Instructions to follow
Your answer should be one number: how many lines of the records hold the string "cmax".

Figure data in JSON:
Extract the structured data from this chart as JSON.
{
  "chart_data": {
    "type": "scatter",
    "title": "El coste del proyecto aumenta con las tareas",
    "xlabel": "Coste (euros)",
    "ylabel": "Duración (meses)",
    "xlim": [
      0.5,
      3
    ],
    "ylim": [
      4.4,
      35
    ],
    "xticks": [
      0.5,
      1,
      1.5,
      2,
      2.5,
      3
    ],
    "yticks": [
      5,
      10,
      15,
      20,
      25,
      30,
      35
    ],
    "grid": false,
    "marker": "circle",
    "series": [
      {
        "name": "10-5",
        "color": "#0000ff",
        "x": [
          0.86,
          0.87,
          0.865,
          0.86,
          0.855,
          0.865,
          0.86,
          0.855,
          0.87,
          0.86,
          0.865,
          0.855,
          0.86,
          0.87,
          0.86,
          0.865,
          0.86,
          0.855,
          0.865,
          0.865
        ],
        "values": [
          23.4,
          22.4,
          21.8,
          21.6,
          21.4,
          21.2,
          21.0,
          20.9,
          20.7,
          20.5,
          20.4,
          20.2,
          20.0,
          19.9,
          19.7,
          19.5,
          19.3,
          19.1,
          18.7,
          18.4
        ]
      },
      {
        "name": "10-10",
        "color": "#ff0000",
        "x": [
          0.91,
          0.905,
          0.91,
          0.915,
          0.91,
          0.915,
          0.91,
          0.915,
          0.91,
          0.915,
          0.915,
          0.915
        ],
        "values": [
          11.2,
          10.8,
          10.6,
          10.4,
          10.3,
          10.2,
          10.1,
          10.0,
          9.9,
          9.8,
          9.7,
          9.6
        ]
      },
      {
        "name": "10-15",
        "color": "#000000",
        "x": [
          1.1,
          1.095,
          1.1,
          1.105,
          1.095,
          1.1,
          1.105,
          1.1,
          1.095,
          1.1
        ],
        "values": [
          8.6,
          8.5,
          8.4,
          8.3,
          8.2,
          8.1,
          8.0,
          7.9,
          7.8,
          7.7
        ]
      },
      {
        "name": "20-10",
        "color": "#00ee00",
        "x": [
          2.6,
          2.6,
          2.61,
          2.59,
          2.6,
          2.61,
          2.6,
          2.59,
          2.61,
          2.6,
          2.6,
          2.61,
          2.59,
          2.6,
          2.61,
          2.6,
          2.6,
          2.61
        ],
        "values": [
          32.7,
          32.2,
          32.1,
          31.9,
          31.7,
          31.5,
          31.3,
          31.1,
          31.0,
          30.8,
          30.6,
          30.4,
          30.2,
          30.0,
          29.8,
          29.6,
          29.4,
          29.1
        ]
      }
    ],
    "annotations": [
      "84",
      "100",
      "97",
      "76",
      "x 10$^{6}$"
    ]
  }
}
...
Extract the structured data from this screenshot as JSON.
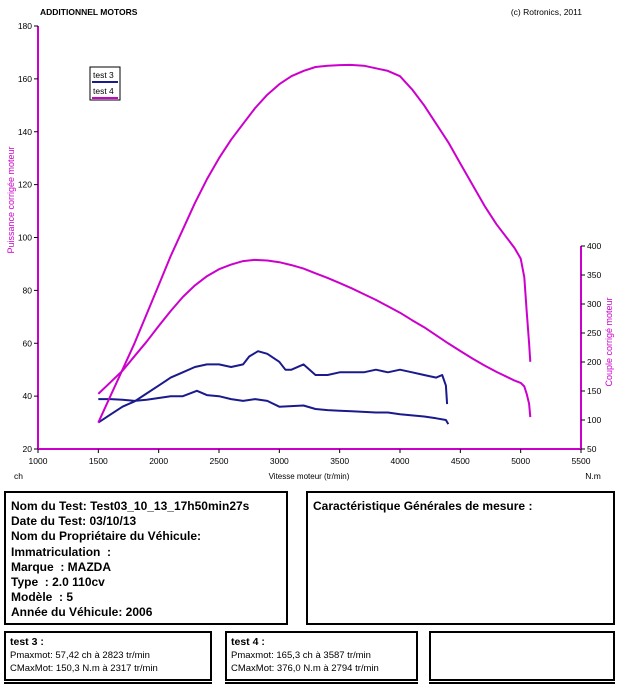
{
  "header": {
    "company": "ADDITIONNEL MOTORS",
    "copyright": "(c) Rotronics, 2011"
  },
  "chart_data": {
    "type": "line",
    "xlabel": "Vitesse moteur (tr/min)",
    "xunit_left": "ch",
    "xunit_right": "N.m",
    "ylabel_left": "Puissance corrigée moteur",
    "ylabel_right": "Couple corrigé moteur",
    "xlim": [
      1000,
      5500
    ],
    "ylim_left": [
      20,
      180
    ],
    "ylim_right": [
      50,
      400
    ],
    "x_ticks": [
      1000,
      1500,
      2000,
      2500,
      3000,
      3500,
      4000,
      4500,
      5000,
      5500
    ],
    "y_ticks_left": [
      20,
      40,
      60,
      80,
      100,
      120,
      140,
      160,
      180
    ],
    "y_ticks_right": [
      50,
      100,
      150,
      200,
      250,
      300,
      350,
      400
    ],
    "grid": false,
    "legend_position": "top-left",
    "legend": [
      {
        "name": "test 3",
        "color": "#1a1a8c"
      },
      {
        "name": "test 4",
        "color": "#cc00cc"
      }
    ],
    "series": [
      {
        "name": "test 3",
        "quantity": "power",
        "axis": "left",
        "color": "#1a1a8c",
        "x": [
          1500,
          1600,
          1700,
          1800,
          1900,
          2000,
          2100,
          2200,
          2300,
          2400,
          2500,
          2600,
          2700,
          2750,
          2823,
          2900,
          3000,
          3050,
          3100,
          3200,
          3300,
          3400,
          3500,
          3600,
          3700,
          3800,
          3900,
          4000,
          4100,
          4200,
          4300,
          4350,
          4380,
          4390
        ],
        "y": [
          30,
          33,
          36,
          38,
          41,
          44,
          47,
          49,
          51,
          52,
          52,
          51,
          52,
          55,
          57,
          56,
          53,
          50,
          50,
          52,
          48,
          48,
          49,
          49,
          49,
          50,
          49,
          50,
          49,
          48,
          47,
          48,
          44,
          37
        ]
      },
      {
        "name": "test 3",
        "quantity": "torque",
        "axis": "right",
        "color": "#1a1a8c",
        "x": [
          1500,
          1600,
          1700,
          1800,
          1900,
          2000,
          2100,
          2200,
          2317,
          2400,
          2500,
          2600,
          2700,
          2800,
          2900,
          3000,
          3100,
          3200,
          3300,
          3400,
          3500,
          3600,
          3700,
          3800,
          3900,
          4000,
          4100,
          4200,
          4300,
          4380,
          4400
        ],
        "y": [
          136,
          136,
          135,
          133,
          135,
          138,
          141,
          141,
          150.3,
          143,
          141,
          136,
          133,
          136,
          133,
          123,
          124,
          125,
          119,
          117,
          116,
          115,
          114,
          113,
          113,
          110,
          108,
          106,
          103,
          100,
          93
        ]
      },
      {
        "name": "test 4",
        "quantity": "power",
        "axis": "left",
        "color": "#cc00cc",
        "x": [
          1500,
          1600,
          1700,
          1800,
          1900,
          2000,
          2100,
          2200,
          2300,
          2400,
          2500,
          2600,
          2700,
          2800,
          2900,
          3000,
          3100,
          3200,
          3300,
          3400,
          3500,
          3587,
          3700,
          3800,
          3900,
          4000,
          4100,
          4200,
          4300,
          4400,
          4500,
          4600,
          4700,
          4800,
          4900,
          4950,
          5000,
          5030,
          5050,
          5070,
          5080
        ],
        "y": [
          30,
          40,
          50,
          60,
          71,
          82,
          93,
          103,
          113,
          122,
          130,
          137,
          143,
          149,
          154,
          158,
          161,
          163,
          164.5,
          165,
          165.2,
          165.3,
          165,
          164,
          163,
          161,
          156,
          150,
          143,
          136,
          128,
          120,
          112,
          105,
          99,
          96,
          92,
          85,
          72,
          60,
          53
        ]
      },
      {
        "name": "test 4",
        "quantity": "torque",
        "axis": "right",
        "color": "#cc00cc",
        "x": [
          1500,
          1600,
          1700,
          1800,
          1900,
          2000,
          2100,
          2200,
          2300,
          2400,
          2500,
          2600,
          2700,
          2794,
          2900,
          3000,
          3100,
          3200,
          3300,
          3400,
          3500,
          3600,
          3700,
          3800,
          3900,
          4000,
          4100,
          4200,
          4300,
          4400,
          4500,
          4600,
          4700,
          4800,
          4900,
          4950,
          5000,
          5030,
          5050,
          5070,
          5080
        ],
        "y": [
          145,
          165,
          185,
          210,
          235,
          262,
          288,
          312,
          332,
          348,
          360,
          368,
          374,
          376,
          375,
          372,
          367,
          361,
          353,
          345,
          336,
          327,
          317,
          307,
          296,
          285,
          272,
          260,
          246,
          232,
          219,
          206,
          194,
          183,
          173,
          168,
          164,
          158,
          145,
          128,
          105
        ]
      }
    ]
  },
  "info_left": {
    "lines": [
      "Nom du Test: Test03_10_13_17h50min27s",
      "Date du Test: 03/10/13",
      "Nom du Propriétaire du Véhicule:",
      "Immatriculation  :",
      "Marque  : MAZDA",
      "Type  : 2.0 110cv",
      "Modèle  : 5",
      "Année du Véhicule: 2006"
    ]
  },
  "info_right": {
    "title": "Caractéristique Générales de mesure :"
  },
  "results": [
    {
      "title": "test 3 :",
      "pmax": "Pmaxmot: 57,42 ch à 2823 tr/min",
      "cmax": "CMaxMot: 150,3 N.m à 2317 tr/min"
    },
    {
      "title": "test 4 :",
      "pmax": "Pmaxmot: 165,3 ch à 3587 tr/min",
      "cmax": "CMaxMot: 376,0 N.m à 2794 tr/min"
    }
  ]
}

Task result
2